### INSTRUCTION
Search the records below for the word "name". Pull out each line that has it.
-- RECORDS FOR PROCESSING start --
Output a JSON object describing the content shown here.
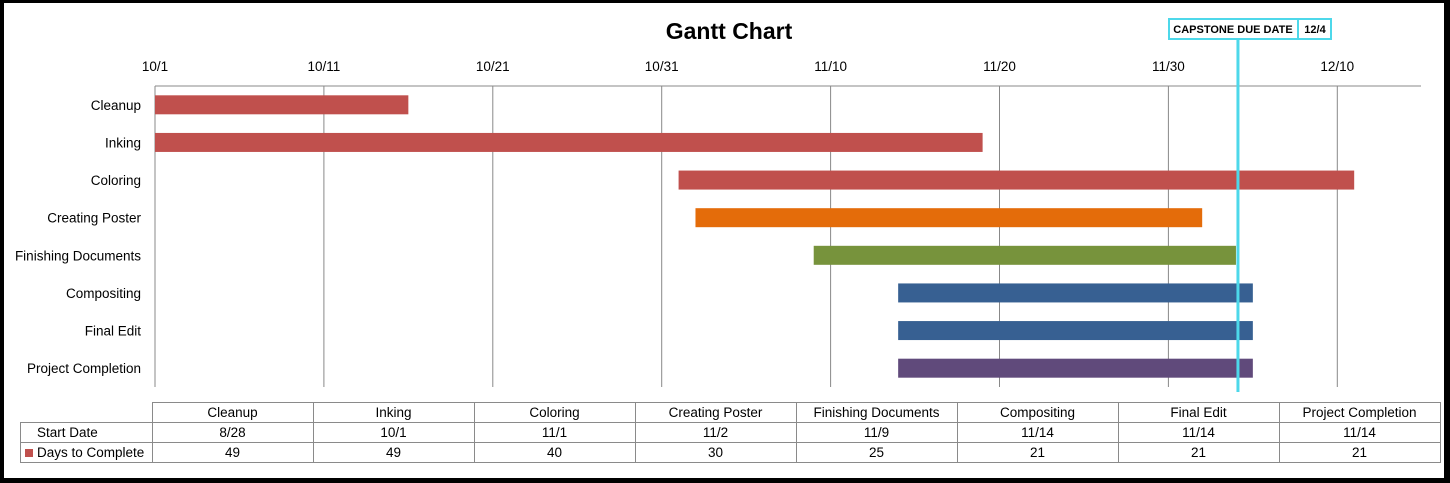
{
  "chart_data": {
    "type": "bar",
    "orientation": "horizontal",
    "stacked": true,
    "title": "Gantt Chart",
    "x_tick_labels": [
      "10/1",
      "10/11",
      "10/21",
      "10/31",
      "11/10",
      "11/20",
      "11/30",
      "12/10"
    ],
    "xlim": [
      "10/1",
      "12/15"
    ],
    "grid": "vertical",
    "categories": [
      "Cleanup",
      "Inking",
      "Coloring",
      "Creating Poster",
      "Finishing Documents",
      "Compositing",
      "Final Edit",
      "Project Completion"
    ],
    "series": [
      {
        "name": "Start Date",
        "values": [
          "8/28",
          "10/1",
          "11/1",
          "11/2",
          "11/9",
          "11/14",
          "11/14",
          "11/14"
        ],
        "visible": false
      },
      {
        "name": "Days to Complete",
        "values": [
          49,
          49,
          40,
          30,
          25,
          21,
          21,
          21
        ],
        "color": "#c0504d"
      }
    ],
    "bar_colors": [
      "#c0504d",
      "#c0504d",
      "#c0504d",
      "#e46c0a",
      "#77933c",
      "#376092",
      "#376092",
      "#604a7b"
    ],
    "annotation": {
      "label": "CAPSTONE DUE DATE",
      "value": "12/4",
      "color": "#4dd8ea"
    }
  }
}
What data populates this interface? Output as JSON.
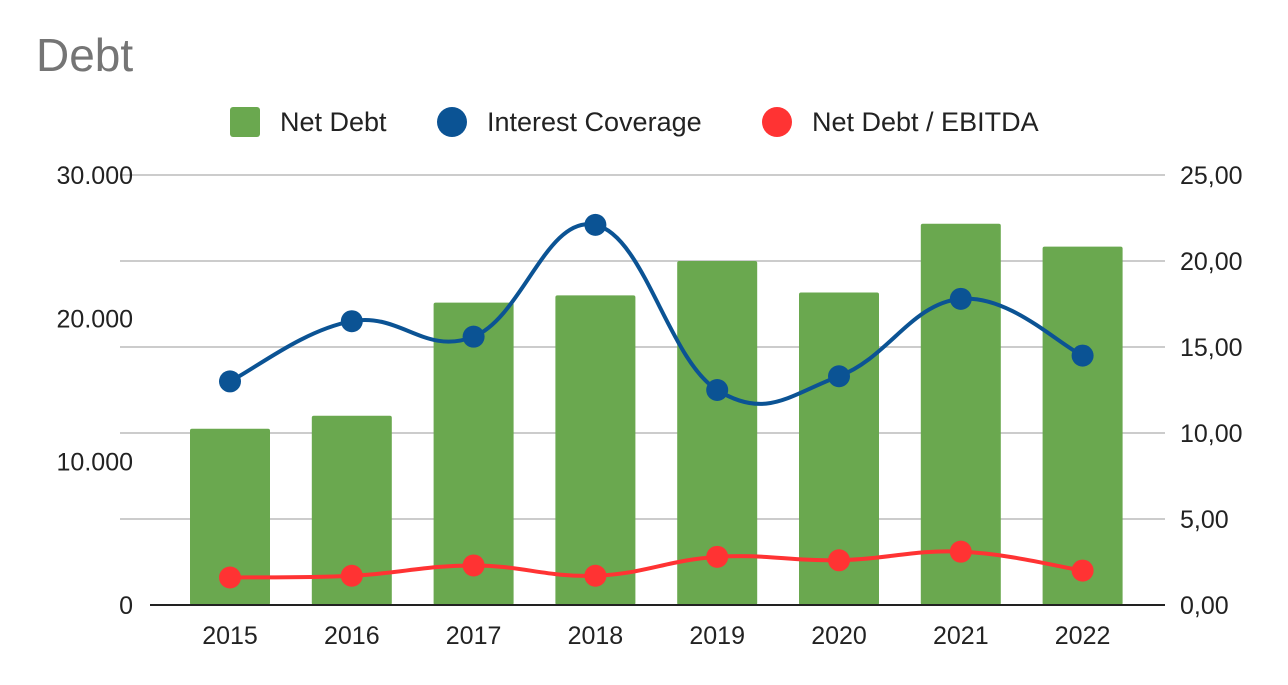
{
  "colors": {
    "net_debt": "#6aa84f",
    "interest_coverage": "#0b5394",
    "net_debt_ebitda": "#ff3333",
    "grid": "#cccccc",
    "title": "#757575"
  },
  "chart_data": {
    "type": "bar",
    "title": "Debt",
    "categories": [
      "2015",
      "2016",
      "2017",
      "2018",
      "2019",
      "2020",
      "2021",
      "2022"
    ],
    "left_axis": {
      "ticks": [
        "0",
        "10.000",
        "20.000",
        "30.000"
      ],
      "ylim": [
        0,
        30000
      ]
    },
    "right_axis": {
      "ticks": [
        "0,00",
        "5,00",
        "10,00",
        "15,00",
        "20,00",
        "25,00"
      ],
      "ylim": [
        0,
        25
      ]
    },
    "legend_position": "top",
    "grid": true,
    "series": [
      {
        "name": "Net Debt",
        "type": "bar",
        "axis": "left",
        "values": [
          12300,
          13200,
          21100,
          21600,
          24000,
          21800,
          26600,
          25000
        ]
      },
      {
        "name": "Interest Coverage",
        "type": "line",
        "axis": "right",
        "values": [
          13.0,
          16.5,
          15.6,
          22.1,
          12.5,
          13.3,
          17.8,
          14.5
        ]
      },
      {
        "name": "Net Debt / EBITDA",
        "type": "line",
        "axis": "right",
        "values": [
          1.6,
          1.7,
          2.3,
          1.7,
          2.8,
          2.6,
          3.1,
          2.0
        ]
      }
    ]
  }
}
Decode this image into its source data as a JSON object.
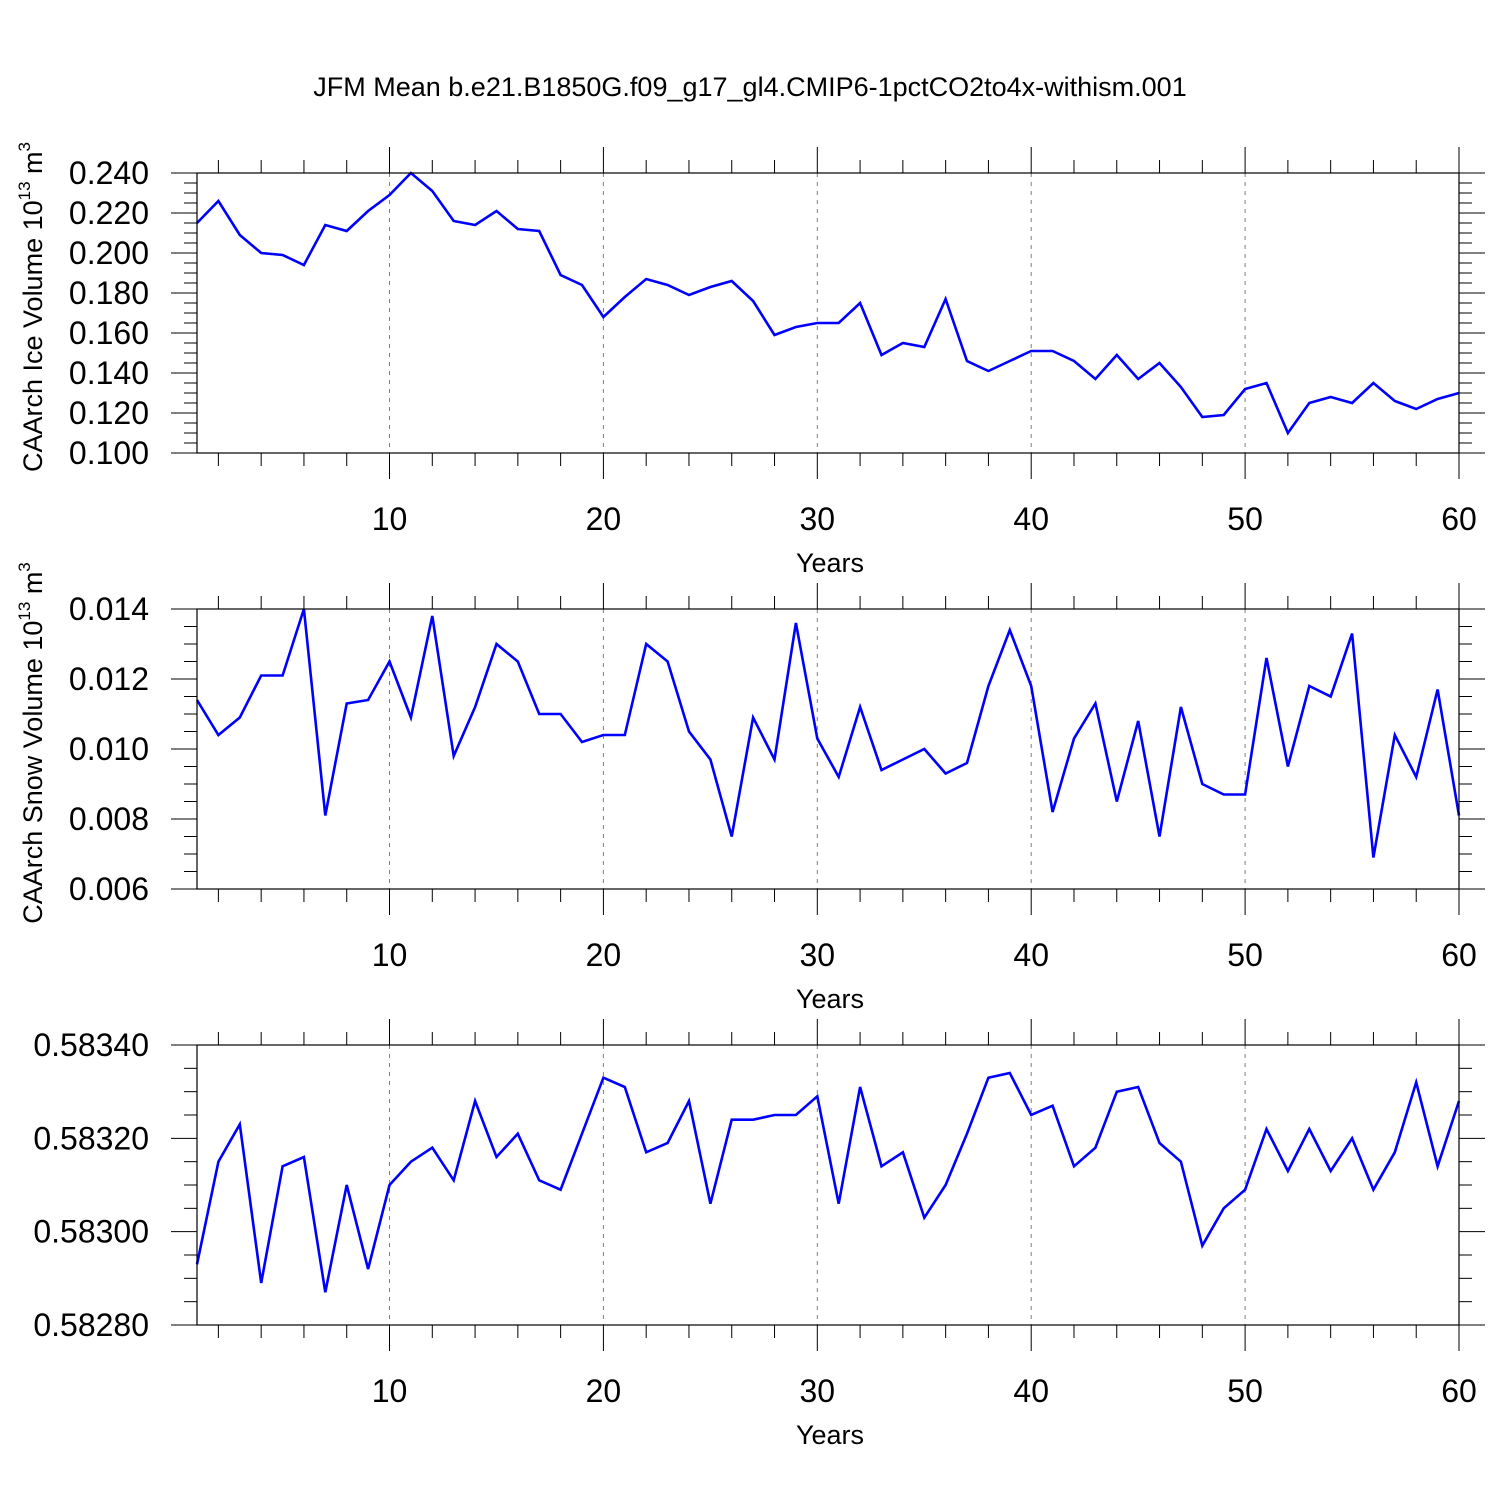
{
  "title": "JFM Mean b.e21.B1850G.f09_g17_gl4.CMIP6-1pctCO2to4x-withism.001",
  "colors": {
    "line": "#0000ff",
    "axis": "#000000",
    "grid": "#7f7f7f"
  },
  "chart_data": [
    {
      "type": "line",
      "xlabel": "Years",
      "ylabel": "CAArch Ice Volume 10",
      "ylabel_exp": "13",
      "ylabel_unit": " m",
      "ylabel_unit_exp": "3",
      "xlim": [
        1,
        60
      ],
      "ylim": [
        0.1,
        0.24
      ],
      "xticks": [
        10,
        20,
        30,
        40,
        50,
        60
      ],
      "yticks": [
        "0.100",
        "0.120",
        "0.140",
        "0.160",
        "0.180",
        "0.200",
        "0.220",
        "0.240"
      ],
      "grid_x": true,
      "x": [
        1,
        2,
        3,
        4,
        5,
        6,
        7,
        8,
        9,
        10,
        11,
        12,
        13,
        14,
        15,
        16,
        17,
        18,
        19,
        20,
        21,
        22,
        23,
        24,
        25,
        26,
        27,
        28,
        29,
        30,
        31,
        32,
        33,
        34,
        35,
        36,
        37,
        38,
        39,
        40,
        41,
        42,
        43,
        44,
        45,
        46,
        47,
        48,
        49,
        50,
        51,
        52,
        53,
        54,
        55,
        56,
        57,
        58,
        59,
        60
      ],
      "values": [
        0.215,
        0.226,
        0.209,
        0.2,
        0.199,
        0.194,
        0.214,
        0.211,
        0.221,
        0.229,
        0.24,
        0.231,
        0.216,
        0.214,
        0.221,
        0.212,
        0.211,
        0.189,
        0.184,
        0.168,
        0.178,
        0.187,
        0.184,
        0.179,
        0.183,
        0.186,
        0.176,
        0.159,
        0.163,
        0.165,
        0.165,
        0.175,
        0.149,
        0.155,
        0.153,
        0.177,
        0.146,
        0.141,
        0.146,
        0.151,
        0.151,
        0.146,
        0.137,
        0.149,
        0.137,
        0.145,
        0.133,
        0.118,
        0.119,
        0.132,
        0.135,
        0.11,
        0.125,
        0.128,
        0.125,
        0.135,
        0.126,
        0.122,
        0.127,
        0.13
      ]
    },
    {
      "type": "line",
      "xlabel": "Years",
      "ylabel": "CAArch Snow Volume 10",
      "ylabel_exp": "13",
      "ylabel_unit": " m",
      "ylabel_unit_exp": "3",
      "xlim": [
        1,
        60
      ],
      "ylim": [
        0.006,
        0.014
      ],
      "xticks": [
        10,
        20,
        30,
        40,
        50,
        60
      ],
      "yticks": [
        "0.006",
        "0.008",
        "0.010",
        "0.012",
        "0.014"
      ],
      "grid_x": true,
      "x": [
        1,
        2,
        3,
        4,
        5,
        6,
        7,
        8,
        9,
        10,
        11,
        12,
        13,
        14,
        15,
        16,
        17,
        18,
        19,
        20,
        21,
        22,
        23,
        24,
        25,
        26,
        27,
        28,
        29,
        30,
        31,
        32,
        33,
        34,
        35,
        36,
        37,
        38,
        39,
        40,
        41,
        42,
        43,
        44,
        45,
        46,
        47,
        48,
        49,
        50,
        51,
        52,
        53,
        54,
        55,
        56,
        57,
        58,
        59,
        60
      ],
      "values": [
        0.0114,
        0.0104,
        0.0109,
        0.0121,
        0.0121,
        0.014,
        0.0081,
        0.0113,
        0.0114,
        0.0125,
        0.0109,
        0.0138,
        0.0098,
        0.0112,
        0.013,
        0.0125,
        0.011,
        0.011,
        0.0102,
        0.0104,
        0.0104,
        0.013,
        0.0125,
        0.0105,
        0.0097,
        0.0075,
        0.0109,
        0.0097,
        0.0136,
        0.0103,
        0.0092,
        0.0112,
        0.0094,
        0.0097,
        0.01,
        0.0093,
        0.0096,
        0.0118,
        0.0134,
        0.0118,
        0.0082,
        0.0103,
        0.0113,
        0.0085,
        0.0108,
        0.0075,
        0.0112,
        0.009,
        0.0087,
        0.0087,
        0.0126,
        0.0095,
        0.0118,
        0.0115,
        0.0133,
        0.0069,
        0.0104,
        0.0092,
        0.0117,
        0.0081
      ]
    },
    {
      "type": "line",
      "xlabel": "Years",
      "xlim": [
        1,
        60
      ],
      "ylim": [
        0.5828,
        0.5834
      ],
      "xticks": [
        10,
        20,
        30,
        40,
        50,
        60
      ],
      "yticks": [
        "0.58280",
        "0.58300",
        "0.58320",
        "0.58340"
      ],
      "grid_x": true,
      "x": [
        1,
        2,
        3,
        4,
        5,
        6,
        7,
        8,
        9,
        10,
        11,
        12,
        13,
        14,
        15,
        16,
        17,
        18,
        19,
        20,
        21,
        22,
        23,
        24,
        25,
        26,
        27,
        28,
        29,
        30,
        31,
        32,
        33,
        34,
        35,
        36,
        37,
        38,
        39,
        40,
        41,
        42,
        43,
        44,
        45,
        46,
        47,
        48,
        49,
        50,
        51,
        52,
        53,
        54,
        55,
        56,
        57,
        58,
        59,
        60
      ],
      "values": [
        0.58293,
        0.58315,
        0.58323,
        0.58289,
        0.58314,
        0.58316,
        0.58287,
        0.5831,
        0.58292,
        0.5831,
        0.58315,
        0.58318,
        0.58311,
        0.58328,
        0.58316,
        0.58321,
        0.58311,
        0.58309,
        0.58321,
        0.58333,
        0.58331,
        0.58317,
        0.58319,
        0.58328,
        0.58306,
        0.58324,
        0.58324,
        0.58325,
        0.58325,
        0.58329,
        0.58306,
        0.58331,
        0.58314,
        0.58317,
        0.58303,
        0.5831,
        0.58321,
        0.58333,
        0.58334,
        0.58325,
        0.58327,
        0.58314,
        0.58318,
        0.5833,
        0.58331,
        0.58319,
        0.58315,
        0.58297,
        0.58305,
        0.58309,
        0.58322,
        0.58313,
        0.58322,
        0.58313,
        0.5832,
        0.58309,
        0.58317,
        0.58332,
        0.58314,
        0.58328
      ]
    }
  ]
}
-- RECORDS FOR PROCESSING end --
### THE REPLY
        "name": "Start Date",
        "name": "Days to Complete",
        "name": "Net Debt",
        "name": "Interest Coverage",
        "name": "Net Debt / EBITDA",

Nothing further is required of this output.